- [WHAT THE TASK ASKS]
Write out the material again exactly, please, and omit the pictures.

- [MATERIAL FOR THE TASK]
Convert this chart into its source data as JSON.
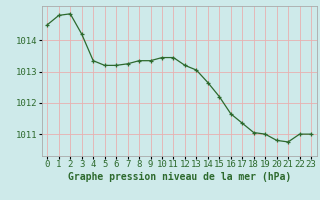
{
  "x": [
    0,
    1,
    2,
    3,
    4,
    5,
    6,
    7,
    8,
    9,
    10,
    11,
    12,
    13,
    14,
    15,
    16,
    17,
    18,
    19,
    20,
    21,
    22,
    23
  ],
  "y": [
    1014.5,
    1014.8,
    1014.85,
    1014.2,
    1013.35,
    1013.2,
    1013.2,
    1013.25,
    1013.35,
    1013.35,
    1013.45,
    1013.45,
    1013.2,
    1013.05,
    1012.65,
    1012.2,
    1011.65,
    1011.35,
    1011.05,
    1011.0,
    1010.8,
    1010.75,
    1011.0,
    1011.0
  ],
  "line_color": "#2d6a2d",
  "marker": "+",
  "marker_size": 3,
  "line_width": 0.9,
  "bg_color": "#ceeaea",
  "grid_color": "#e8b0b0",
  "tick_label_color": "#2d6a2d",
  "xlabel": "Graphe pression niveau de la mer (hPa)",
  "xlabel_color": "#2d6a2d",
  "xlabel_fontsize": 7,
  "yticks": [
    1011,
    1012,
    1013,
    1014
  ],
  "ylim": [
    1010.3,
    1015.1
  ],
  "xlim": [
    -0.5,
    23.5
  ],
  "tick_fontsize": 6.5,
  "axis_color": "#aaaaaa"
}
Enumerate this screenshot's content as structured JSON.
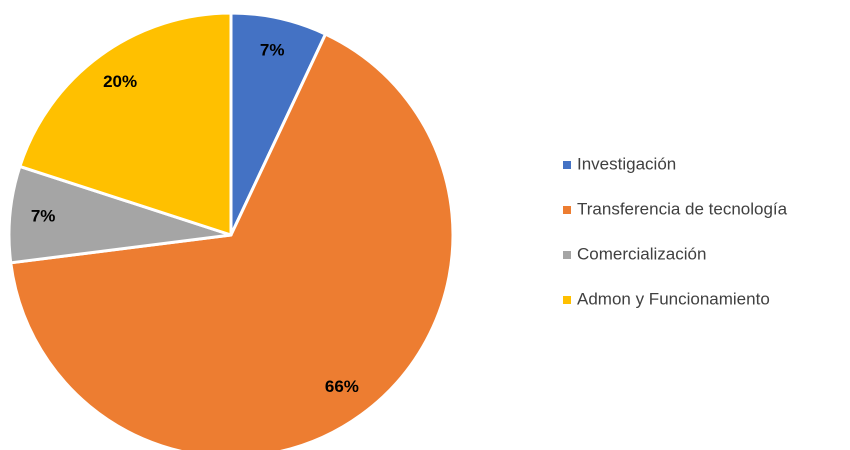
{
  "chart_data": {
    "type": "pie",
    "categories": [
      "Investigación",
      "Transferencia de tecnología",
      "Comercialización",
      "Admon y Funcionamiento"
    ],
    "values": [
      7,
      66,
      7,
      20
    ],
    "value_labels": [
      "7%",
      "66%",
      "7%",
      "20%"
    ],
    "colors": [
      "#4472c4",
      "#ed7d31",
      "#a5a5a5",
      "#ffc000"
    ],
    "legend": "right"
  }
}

- [EXERCISE RESPONSE]
Convert this chart into its source data as JSON.
{
  "x": [
    0,
    1,
    2,
    3,
    4,
    5,
    6,
    7,
    8,
    9,
    10,
    11,
    12,
    13,
    14,
    15,
    16,
    17,
    18,
    19,
    20,
    21,
    22,
    23
  ],
  "y": [
    1014.5,
    1014.8,
    1014.85,
    1014.2,
    1013.35,
    1013.2,
    1013.2,
    1013.25,
    1013.35,
    1013.35,
    1013.45,
    1013.45,
    1013.2,
    1013.05,
    1012.65,
    1012.2,
    1011.65,
    1011.35,
    1011.05,
    1011.0,
    1010.8,
    1010.75,
    1011.0,
    1011.0
  ],
  "line_color": "#2d6a2d",
  "marker": "+",
  "marker_size": 3,
  "line_width": 0.9,
  "bg_color": "#ceeaea",
  "grid_color": "#e8b0b0",
  "tick_label_color": "#2d6a2d",
  "xlabel": "Graphe pression niveau de la mer (hPa)",
  "xlabel_color": "#2d6a2d",
  "xlabel_fontsize": 7,
  "yticks": [
    1011,
    1012,
    1013,
    1014
  ],
  "ylim": [
    1010.3,
    1015.1
  ],
  "xlim": [
    -0.5,
    23.5
  ],
  "tick_fontsize": 6.5,
  "axis_color": "#aaaaaa"
}
Enumerate this screenshot's content as structured JSON.
{
  "chart_data": {
    "type": "pie",
    "categories": [
      "Investigación",
      "Transferencia de tecnología",
      "Comercialización",
      "Admon y Funcionamiento"
    ],
    "values": [
      7,
      66,
      7,
      20
    ],
    "value_labels": [
      "7%",
      "66%",
      "7%",
      "20%"
    ],
    "colors": [
      "#4472c4",
      "#ed7d31",
      "#a5a5a5",
      "#ffc000"
    ],
    "legend": "right"
  }
}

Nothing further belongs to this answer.